*Written request*
Write out each line exactly as given. Leave the pictures out of your copy.
-- BEGIN --
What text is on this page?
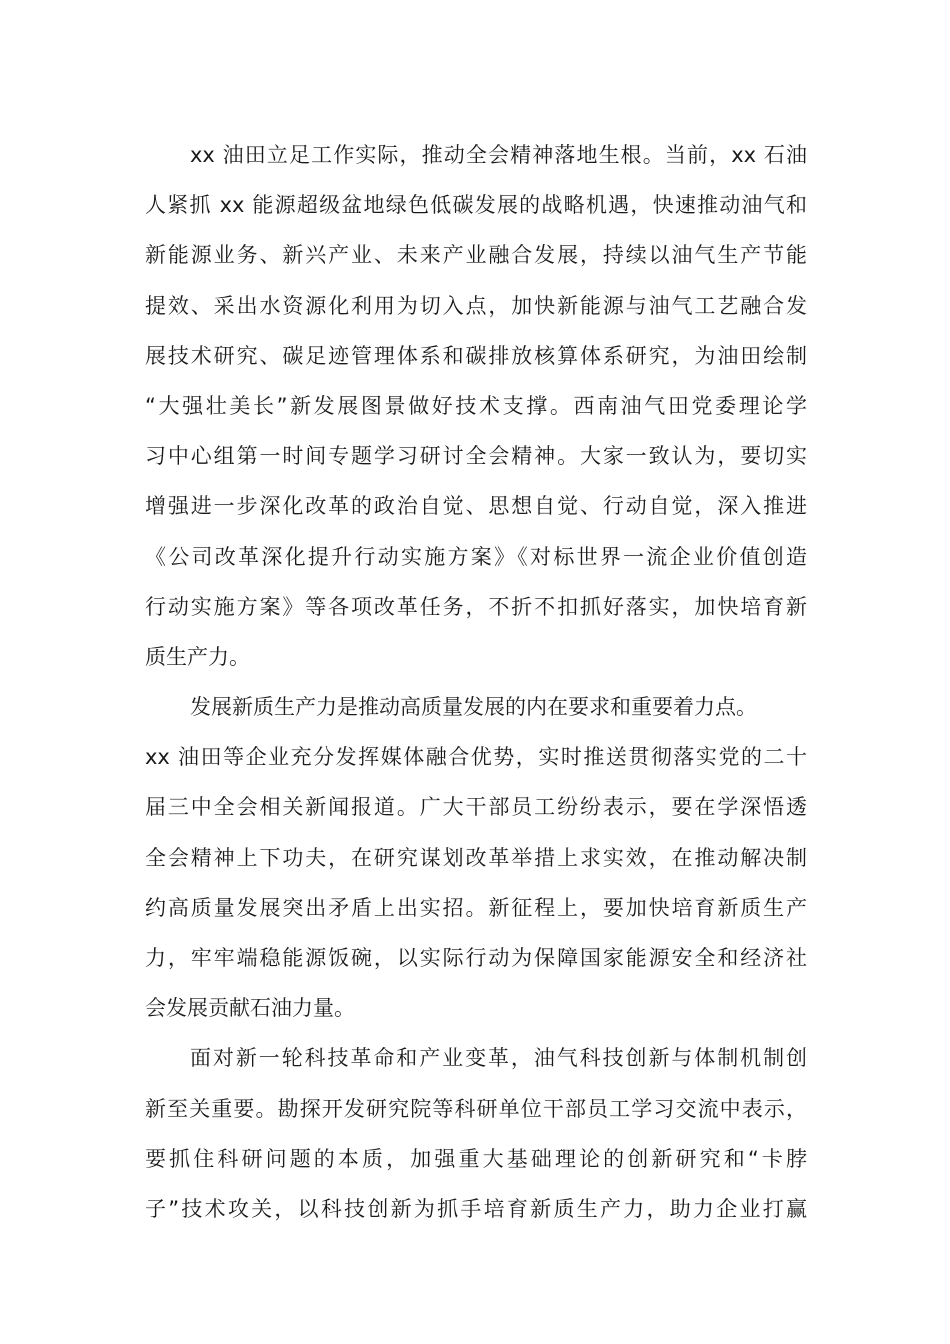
xx 油田立足工作实际，推动全会精神落地生根。当前，xx 石油
人紧抓 xx 能源超级盆地绿色低碳发展的战略机遇，快速推动油气和
新能源业务、新兴产业、未来产业融合发展，持续以油气生产节能
提效、采出水资源化利用为切入点，加快新能源与油气工艺融合发
展技术研究、碳足迹管理体系和碳排放核算体系研究，为油田绘制
“大强壮美长”新发展图景做好技术支撑。西南油气田党委理论学
习中心组第一时间专题学习研讨全会精神。大家一致认为，要切实
增强进一步深化改革的政治自觉、思想自觉、行动自觉，深入推进
《公司改革深化提升行动实施方案》《对标世界一流企业价值创造
行动实施方案》等各项改革任务，不折不扣抓好落实，加快培育新
质生产力。
发展新质生产力是推动高质量发展的内在要求和重要着力点。
xx 油田等企业充分发挥媒体融合优势，实时推送贯彻落实党的二十
届三中全会相关新闻报道。广大干部员工纷纷表示，要在学深悟透
全会精神上下功夫，在研究谋划改革举措上求实效，在推动解决制
约高质量发展突出矛盾上出实招。新征程上，要加快培育新质生产
力，牢牢端稳能源饭碗，以实际行动为保障国家能源安全和经济社
会发展贡献石油力量。
面对新一轮科技革命和产业变革，油气科技创新与体制机制创
新至关重要。勘探开发研究院等科研单位干部员工学习交流中表示，
要抓住科研问题的本质，加强重大基础理论的创新研究和“卡脖
子”技术攻关，以科技创新为抓手培育新质生产力，助力企业打赢
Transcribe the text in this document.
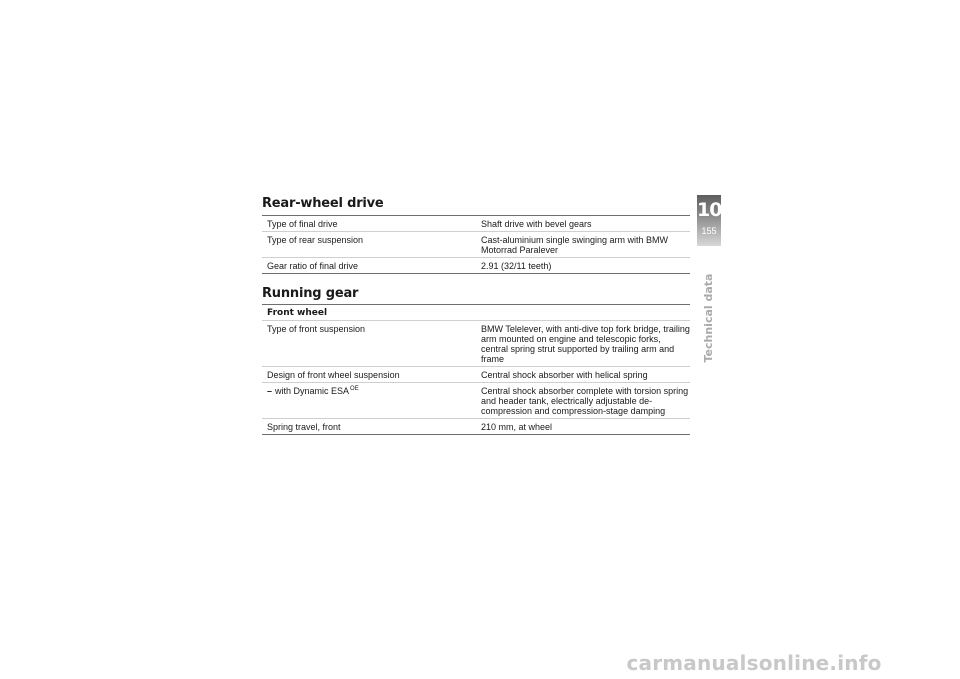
Rear-wheel drive
Type of final drive	Shaft drive with bevel gears
Type of rear suspension	Cast-aluminium single swinging arm with BMW Motorrad Paralever
Gear ratio of final drive	2.91 (32/11 teeth)
Running gear
Front wheel
Type of front suspension	BMW Telelever, with anti-dive top fork bridge, trailing arm mounted on engine and telescopic forks, central spring strut supported by trailing arm and frame
Design of front wheel suspension	Central shock absorber with helical spring
– with Dynamic $ESA^{OE}$	Central shock absorber complete with torsion spring and header tank, electrically adjustable de-compression and compression-stage damping
Spring travel, front	210 mm, at wheel
10
155
Technical data
carmanualsonline.info
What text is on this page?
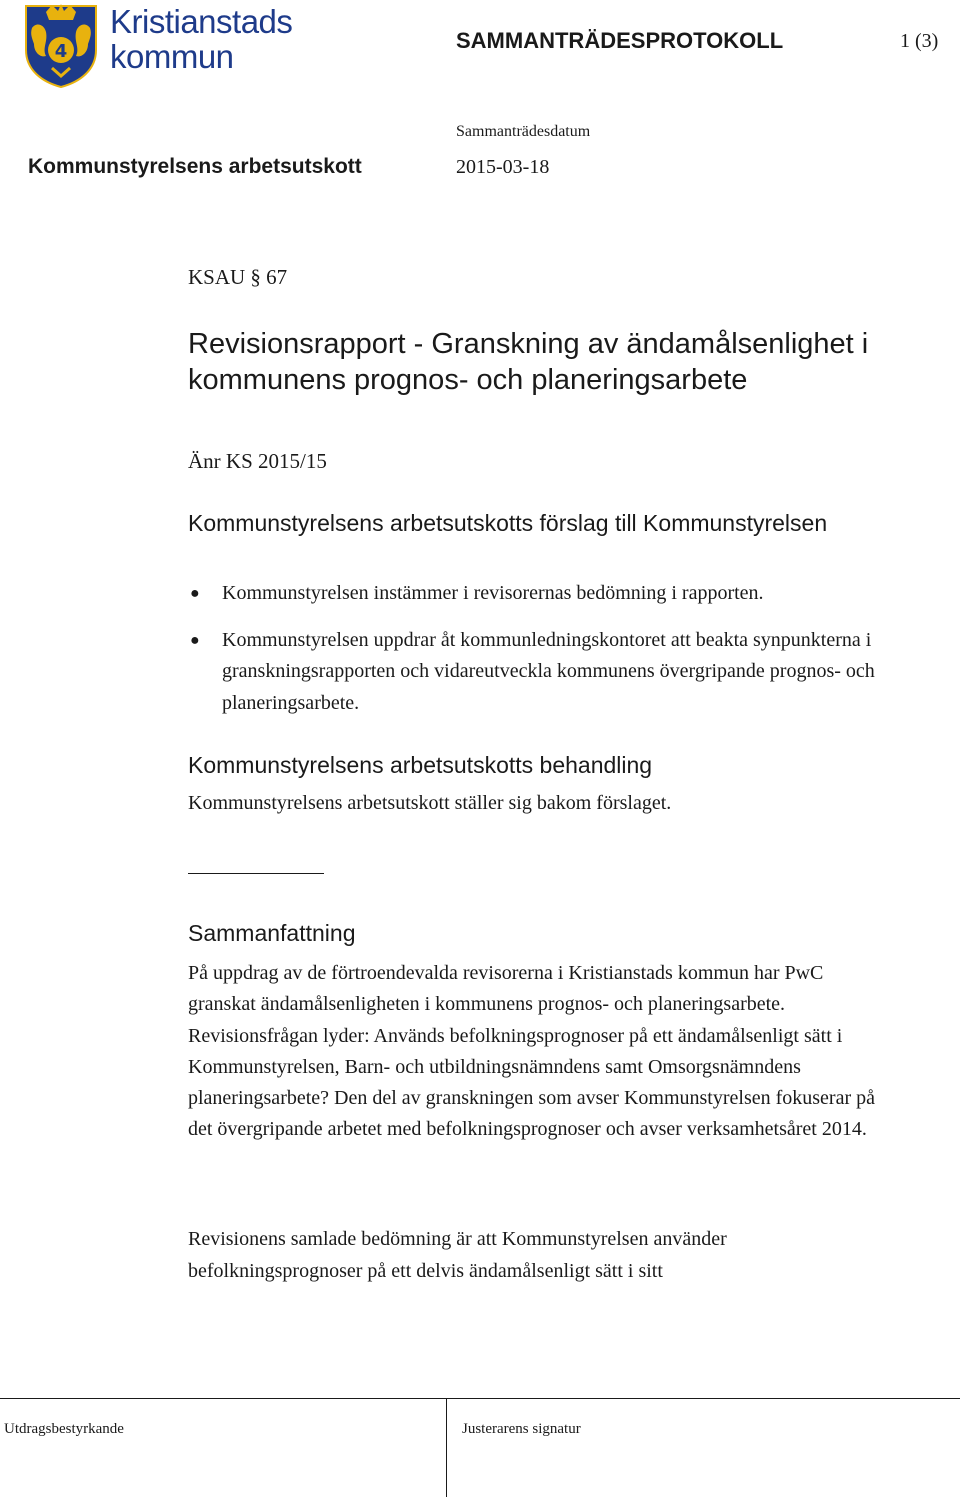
4
Kristianstads
kommun	SAMMANTRÄDESPROTOKOLL	1 (3)
Sammanträdesdatum
Kommunstyrelsens arbetsutskott	2015-03-18
KSAU § 67
Revisionsrapport - Granskning av ändamålsenlighet i kommunens prognos- och planeringsarbete
Änr KS 2015/15
Kommunstyrelsens arbetsutskotts förslag till Kommunstyrelsen
● Kommunstyrelsen instämmer i revisorernas bedömning i rapporten.
● Kommunstyrelsen uppdrar åt kommunledningskontoret att beakta synpunkterna i granskningsrapporten och vidareutveckla kommunens övergripande prognos- och planeringsarbete.
Kommunstyrelsens arbetsutskotts behandling
Kommunstyrelsens arbetsutskott ställer sig bakom förslaget.
Sammanfattning

På uppdrag av de förtroendevalda revisorerna i Kristianstads kommun har PwC granskat ändamålsenligheten i kommunens prognos- och planeringsarbete. Revisionsfrågan lyder: Används befolkningsprognoser på ett ändamålsenligt sätt i Kommunstyrelsen, Barn- och utbildningsnämndens samt Omsorgsnämndens planeringsarbete? Den del av granskningen som avser Kommunstyrelsen fokuserar på det övergripande arbetet med befolkningsprognoser och avser verksamhetsåret 2014.

Revisionens samlade bedömning är att Kommunstyrelsen använder befolkningsprognoser på ett delvis ändamålsenligt sätt i sitt

Utdragsbestyrkande	Justerarens signatur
-- END --
*Answer to this task*
What text is on this page?
xx 油田立足工作实际，推动全会精神落地生根。当前，xx 石油
人紧抓 xx 能源超级盆地绿色低碳发展的战略机遇，快速推动油气和
新能源业务、新兴产业、未来产业融合发展，持续以油气生产节能
提效、采出水资源化利用为切入点，加快新能源与油气工艺融合发
展技术研究、碳足迹管理体系和碳排放核算体系研究，为油田绘制
“大强壮美长”新发展图景做好技术支撑。西南油气田党委理论学
习中心组第一时间专题学习研讨全会精神。大家一致认为，要切实
增强进一步深化改革的政治自觉、思想自觉、行动自觉，深入推进
《公司改革深化提升行动实施方案》《对标世界一流企业价值创造
行动实施方案》等各项改革任务，不折不扣抓好落实，加快培育新
质生产力。
发展新质生产力是推动高质量发展的内在要求和重要着力点。
xx 油田等企业充分发挥媒体融合优势，实时推送贯彻落实党的二十
届三中全会相关新闻报道。广大干部员工纷纷表示，要在学深悟透
全会精神上下功夫，在研究谋划改革举措上求实效，在推动解决制
约高质量发展突出矛盾上出实招。新征程上，要加快培育新质生产
力，牢牢端稳能源饭碗，以实际行动为保障国家能源安全和经济社
会发展贡献石油力量。
面对新一轮科技革命和产业变革，油气科技创新与体制机制创
新至关重要。勘探开发研究院等科研单位干部员工学习交流中表示，
要抓住科研问题的本质，加强重大基础理论的创新研究和“卡脖
子”技术攻关，以科技创新为抓手培育新质生产力，助力企业打赢
Transcribe the text in this document.
Rear-wheel drive
Type of final drive	Shaft drive with bevel gears
Type of rear suspension	Cast-aluminium single swinging arm with BMW Motorrad Paralever
Gear ratio of final drive	2.91 (32/11 teeth)
Running gear
Front wheel
Type of front suspension	BMW Telelever, with anti-dive top fork bridge, trailing arm mounted on engine and telescopic forks, central spring strut supported by trailing arm and frame
Design of front wheel suspension	Central shock absorber with helical spring
– with Dynamic $ESA^{OE}$	Central shock absorber complete with torsion spring and header tank, electrically adjustable de-compression and compression-stage damping
Spring travel, front	210 mm, at wheel
10
155
Technical data
carmanualsonline.info
What text is on this page?
4
Kristianstads
kommun	SAMMANTRÄDESPROTOKOLL	1 (3)
Sammanträdesdatum
Kommunstyrelsens arbetsutskott	2015-03-18
KSAU § 67
Revisionsrapport - Granskning av ändamålsenlighet i kommunens prognos- och planeringsarbete
Änr KS 2015/15
Kommunstyrelsens arbetsutskotts förslag till Kommunstyrelsen
● Kommunstyrelsen instämmer i revisorernas bedömning i rapporten.
● Kommunstyrelsen uppdrar åt kommunledningskontoret att beakta synpunkterna i granskningsrapporten och vidareutveckla kommunens övergripande prognos- och planeringsarbete.
Kommunstyrelsens arbetsutskotts behandling
Kommunstyrelsens arbetsutskott ställer sig bakom förslaget.
Sammanfattning

På uppdrag av de förtroendevalda revisorerna i Kristianstads kommun har PwC granskat ändamålsenligheten i kommunens prognos- och planeringsarbete. Revisionsfrågan lyder: Används befolkningsprognoser på ett ändamålsenligt sätt i Kommunstyrelsen, Barn- och utbildningsnämndens samt Omsorgsnämndens planeringsarbete? Den del av granskningen som avser Kommunstyrelsen fokuserar på det övergripande arbetet med befolkningsprognoser och avser verksamhetsåret 2014.

Revisionens samlade bedömning är att Kommunstyrelsen använder befolkningsprognoser på ett delvis ändamålsenligt sätt i sitt

Utdragsbestyrkande	Justerarens signatur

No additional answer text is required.